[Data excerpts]
......

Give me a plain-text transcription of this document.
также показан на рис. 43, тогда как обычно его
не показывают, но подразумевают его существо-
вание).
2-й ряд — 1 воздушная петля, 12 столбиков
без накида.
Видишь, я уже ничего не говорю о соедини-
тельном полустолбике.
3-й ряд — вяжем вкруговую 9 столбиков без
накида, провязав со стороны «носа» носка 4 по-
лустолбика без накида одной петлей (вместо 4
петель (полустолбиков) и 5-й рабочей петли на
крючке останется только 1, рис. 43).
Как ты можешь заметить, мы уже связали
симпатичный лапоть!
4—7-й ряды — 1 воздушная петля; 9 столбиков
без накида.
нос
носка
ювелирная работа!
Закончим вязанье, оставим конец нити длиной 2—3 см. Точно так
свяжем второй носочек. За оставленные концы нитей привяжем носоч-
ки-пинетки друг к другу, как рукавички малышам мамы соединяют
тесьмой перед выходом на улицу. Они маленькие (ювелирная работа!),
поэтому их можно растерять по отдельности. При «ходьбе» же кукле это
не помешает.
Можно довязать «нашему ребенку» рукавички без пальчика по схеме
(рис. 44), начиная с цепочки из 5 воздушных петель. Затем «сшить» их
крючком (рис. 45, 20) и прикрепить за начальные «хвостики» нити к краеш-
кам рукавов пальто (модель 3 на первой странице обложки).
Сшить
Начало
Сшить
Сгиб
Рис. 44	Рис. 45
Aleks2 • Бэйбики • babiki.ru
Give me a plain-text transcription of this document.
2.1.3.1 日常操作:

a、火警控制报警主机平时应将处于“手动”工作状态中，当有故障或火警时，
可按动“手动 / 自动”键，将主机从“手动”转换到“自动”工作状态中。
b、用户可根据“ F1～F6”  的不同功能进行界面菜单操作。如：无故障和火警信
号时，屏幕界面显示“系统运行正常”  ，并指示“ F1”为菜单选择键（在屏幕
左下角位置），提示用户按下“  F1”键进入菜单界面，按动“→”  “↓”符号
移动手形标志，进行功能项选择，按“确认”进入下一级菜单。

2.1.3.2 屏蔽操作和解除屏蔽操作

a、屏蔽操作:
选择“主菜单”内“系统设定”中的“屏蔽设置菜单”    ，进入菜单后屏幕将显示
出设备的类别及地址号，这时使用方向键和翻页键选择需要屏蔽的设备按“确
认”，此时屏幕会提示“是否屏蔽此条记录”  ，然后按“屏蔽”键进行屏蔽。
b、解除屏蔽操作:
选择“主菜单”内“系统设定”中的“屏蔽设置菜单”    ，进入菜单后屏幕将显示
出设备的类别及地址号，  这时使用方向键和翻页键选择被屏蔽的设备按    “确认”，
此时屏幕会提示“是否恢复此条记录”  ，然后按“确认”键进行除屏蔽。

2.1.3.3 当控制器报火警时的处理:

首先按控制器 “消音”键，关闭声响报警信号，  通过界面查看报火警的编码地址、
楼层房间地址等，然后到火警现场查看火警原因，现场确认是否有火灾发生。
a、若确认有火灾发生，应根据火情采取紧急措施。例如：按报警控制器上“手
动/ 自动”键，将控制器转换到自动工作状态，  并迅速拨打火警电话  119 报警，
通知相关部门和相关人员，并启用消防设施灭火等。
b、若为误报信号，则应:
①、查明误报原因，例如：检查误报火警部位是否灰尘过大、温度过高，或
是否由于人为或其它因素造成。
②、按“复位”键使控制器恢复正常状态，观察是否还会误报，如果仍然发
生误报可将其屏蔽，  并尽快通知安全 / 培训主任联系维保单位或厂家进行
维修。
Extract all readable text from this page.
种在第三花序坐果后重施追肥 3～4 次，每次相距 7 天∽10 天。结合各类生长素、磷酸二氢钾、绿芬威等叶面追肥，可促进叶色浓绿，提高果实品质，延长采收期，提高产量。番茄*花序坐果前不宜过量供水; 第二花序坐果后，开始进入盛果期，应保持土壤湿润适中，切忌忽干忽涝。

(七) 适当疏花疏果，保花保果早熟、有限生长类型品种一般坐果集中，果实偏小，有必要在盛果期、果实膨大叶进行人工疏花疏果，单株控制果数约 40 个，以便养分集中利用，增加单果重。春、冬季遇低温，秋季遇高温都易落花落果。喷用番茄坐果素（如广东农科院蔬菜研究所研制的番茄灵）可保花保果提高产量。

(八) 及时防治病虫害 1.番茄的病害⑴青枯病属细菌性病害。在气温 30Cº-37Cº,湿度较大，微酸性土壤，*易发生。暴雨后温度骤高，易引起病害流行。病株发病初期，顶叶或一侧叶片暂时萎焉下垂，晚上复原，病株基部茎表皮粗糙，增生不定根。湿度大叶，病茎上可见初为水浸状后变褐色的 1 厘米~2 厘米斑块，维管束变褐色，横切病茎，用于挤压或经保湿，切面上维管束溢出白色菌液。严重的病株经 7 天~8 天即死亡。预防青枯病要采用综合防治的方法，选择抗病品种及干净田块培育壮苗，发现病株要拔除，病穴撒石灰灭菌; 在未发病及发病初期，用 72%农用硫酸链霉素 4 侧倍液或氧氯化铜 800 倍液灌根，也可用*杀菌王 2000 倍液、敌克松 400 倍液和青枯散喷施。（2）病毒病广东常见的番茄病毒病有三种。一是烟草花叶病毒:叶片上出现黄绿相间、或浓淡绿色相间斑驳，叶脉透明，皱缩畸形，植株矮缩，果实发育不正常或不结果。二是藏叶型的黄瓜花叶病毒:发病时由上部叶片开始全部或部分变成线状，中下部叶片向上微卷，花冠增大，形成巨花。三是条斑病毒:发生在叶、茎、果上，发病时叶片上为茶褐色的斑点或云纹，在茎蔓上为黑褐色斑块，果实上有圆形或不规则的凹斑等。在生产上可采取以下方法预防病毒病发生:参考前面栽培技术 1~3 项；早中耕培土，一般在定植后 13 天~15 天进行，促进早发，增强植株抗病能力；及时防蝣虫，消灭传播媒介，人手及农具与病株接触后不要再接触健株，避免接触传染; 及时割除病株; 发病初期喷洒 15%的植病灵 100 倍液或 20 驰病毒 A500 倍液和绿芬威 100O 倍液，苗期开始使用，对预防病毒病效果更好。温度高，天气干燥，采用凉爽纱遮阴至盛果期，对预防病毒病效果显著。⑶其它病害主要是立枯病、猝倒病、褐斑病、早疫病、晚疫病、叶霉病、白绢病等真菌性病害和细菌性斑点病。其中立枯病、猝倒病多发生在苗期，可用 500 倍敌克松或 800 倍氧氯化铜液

......

» **Exercise task**
Extract the whole listing, character for character.

» **Response**
Give me a plain-text transcription of this document.
также показан на рис. 43, тогда как обычно его
не показывают, но подразумевают его существо-
вание).
2-й ряд — 1 воздушная петля, 12 столбиков
без накида.
Видишь, я уже ничего не говорю о соедини-
тельном полустолбике.
3-й ряд — вяжем вкруговую 9 столбиков без
накида, провязав со стороны «носа» носка 4 по-
лустолбика без накида одной петлей (вместо 4
петель (полустолбиков) и 5-й рабочей петли на
крючке останется только 1, рис. 43).
Как ты можешь заметить, мы уже связали
симпатичный лапоть!
4—7-й ряды — 1 воздушная петля; 9 столбиков
без накида.
нос
носка
ювелирная работа!
Закончим вязанье, оставим конец нити длиной 2—3 см. Точно так
свяжем второй носочек. За оставленные концы нитей привяжем носоч-
ки-пинетки друг к другу, как рукавички малышам мамы соединяют
тесьмой перед выходом на улицу. Они маленькие (ювелирная работа!),
поэтому их можно растерять по отдельности. При «ходьбе» же кукле это
не помешает.
Можно довязать «нашему ребенку» рукавички без пальчика по схеме
(рис. 44), начиная с цепочки из 5 воздушных петель. Затем «сшить» их
крючком (рис. 45, 20) и прикрепить за начальные «хвостики» нити к краеш-
кам рукавов пальто (модель 3 на первой странице обложки).
Сшить
Начало
Сшить
Сгиб
Рис. 44	Рис. 45
Aleks2 • Бэйбики • babiki.ru
Give me a plain-text transcription of this document.
2.1.3.1 日常操作:

a、火警控制报警主机平时应将处于“手动”工作状态中，当有故障或火警时，
可按动“手动 / 自动”键，将主机从“手动”转换到“自动”工作状态中。
b、用户可根据“ F1～F6”  的不同功能进行界面菜单操作。如：无故障和火警信
号时，屏幕界面显示“系统运行正常”  ，并指示“ F1”为菜单选择键（在屏幕
左下角位置），提示用户按下“  F1”键进入菜单界面，按动“→”  “↓”符号
移动手形标志，进行功能项选择，按“确认”进入下一级菜单。

2.1.3.2 屏蔽操作和解除屏蔽操作

a、屏蔽操作:
选择“主菜单”内“系统设定”中的“屏蔽设置菜单”    ，进入菜单后屏幕将显示
出设备的类别及地址号，这时使用方向键和翻页键选择需要屏蔽的设备按“确
认”，此时屏幕会提示“是否屏蔽此条记录”  ，然后按“屏蔽”键进行屏蔽。
b、解除屏蔽操作:
选择“主菜单”内“系统设定”中的“屏蔽设置菜单”    ，进入菜单后屏幕将显示
出设备的类别及地址号，  这时使用方向键和翻页键选择被屏蔽的设备按    “确认”，
此时屏幕会提示“是否恢复此条记录”  ，然后按“确认”键进行除屏蔽。

2.1.3.3 当控制器报火警时的处理:

首先按控制器 “消音”键，关闭声响报警信号，  通过界面查看报火警的编码地址、
楼层房间地址等，然后到火警现场查看火警原因，现场确认是否有火灾发生。
a、若确认有火灾发生，应根据火情采取紧急措施。例如：按报警控制器上“手
动/ 自动”键，将控制器转换到自动工作状态，  并迅速拨打火警电话  119 报警，
通知相关部门和相关人员，并启用消防设施灭火等。
b、若为误报信号，则应:
①、查明误报原因，例如：检查误报火警部位是否灰尘过大、温度过高，或
是否由于人为或其它因素造成。
②、按“复位”键使控制器恢复正常状态，观察是否还会误报，如果仍然发
生误报可将其屏蔽，  并尽快通知安全 / 培训主任联系维保单位或厂家进行
维修。
Extract all readable text from this page.
种在第三花序坐果后重施追肥 3～4 次，每次相距 7 天∽10 天。结合各类生长素、磷酸二氢钾、绿芬威等叶面追肥，可促进叶色浓绿，提高果实品质，延长采收期，提高产量。番茄*花序坐果前不宜过量供水; 第二花序坐果后，开始进入盛果期，应保持土壤湿润适中，切忌忽干忽涝。

(七) 适当疏花疏果，保花保果早熟、有限生长类型品种一般坐果集中，果实偏小，有必要在盛果期、果实膨大叶进行人工疏花疏果，单株控制果数约 40 个，以便养分集中利用，增加单果重。春、冬季遇低温，秋季遇高温都易落花落果。喷用番茄坐果素（如广东农科院蔬菜研究所研制的番茄灵）可保花保果提高产量。

(八) 及时防治病虫害 1.番茄的病害⑴青枯病属细菌性病害。在气温 30Cº-37Cº,湿度较大，微酸性土壤，*易发生。暴雨后温度骤高，易引起病害流行。病株发病初期，顶叶或一侧叶片暂时萎焉下垂，晚上复原，病株基部茎表皮粗糙，增生不定根。湿度大叶，病茎上可见初为水浸状后变褐色的 1 厘米~2 厘米斑块，维管束变褐色，横切病茎，用于挤压或经保湿，切面上维管束溢出白色菌液。严重的病株经 7 天~8 天即死亡。预防青枯病要采用综合防治的方法，选择抗病品种及干净田块培育壮苗，发现病株要拔除，病穴撒石灰灭菌; 在未发病及发病初期，用 72%农用硫酸链霉素 4 侧倍液或氧氯化铜 800 倍液灌根，也可用*杀菌王 2000 倍液、敌克松 400 倍液和青枯散喷施。（2）病毒病广东常见的番茄病毒病有三种。一是烟草花叶病毒:叶片上出现黄绿相间、或浓淡绿色相间斑驳，叶脉透明，皱缩畸形，植株矮缩，果实发育不正常或不结果。二是藏叶型的黄瓜花叶病毒:发病时由上部叶片开始全部或部分变成线状，中下部叶片向上微卷，花冠增大，形成巨花。三是条斑病毒:发生在叶、茎、果上，发病时叶片上为茶褐色的斑点或云纹，在茎蔓上为黑褐色斑块，果实上有圆形或不规则的凹斑等。在生产上可采取以下方法预防病毒病发生:参考前面栽培技术 1~3 项；早中耕培土，一般在定植后 13 天~15 天进行，促进早发，增强植株抗病能力；及时防蝣虫，消灭传播媒介，人手及农具与病株接触后不要再接触健株，避免接触传染; 及时割除病株; 发病初期喷洒 15%的植病灵 100 倍液或 20 驰病毒 A500 倍液和绿芬威 100O 倍液，苗期开始使用，对预防病毒病效果更好。温度高，天气干燥，采用凉爽纱遮阴至盛果期，对预防病毒病效果显著。⑶其它病害主要是立枯病、猝倒病、褐斑病、早疫病、晚疫病、叶霉病、白绢病等真菌性病害和细菌性斑点病。其中立枯病、猝倒病多发生在苗期，可用 500 倍敌克松或 800 倍氧氯化铜液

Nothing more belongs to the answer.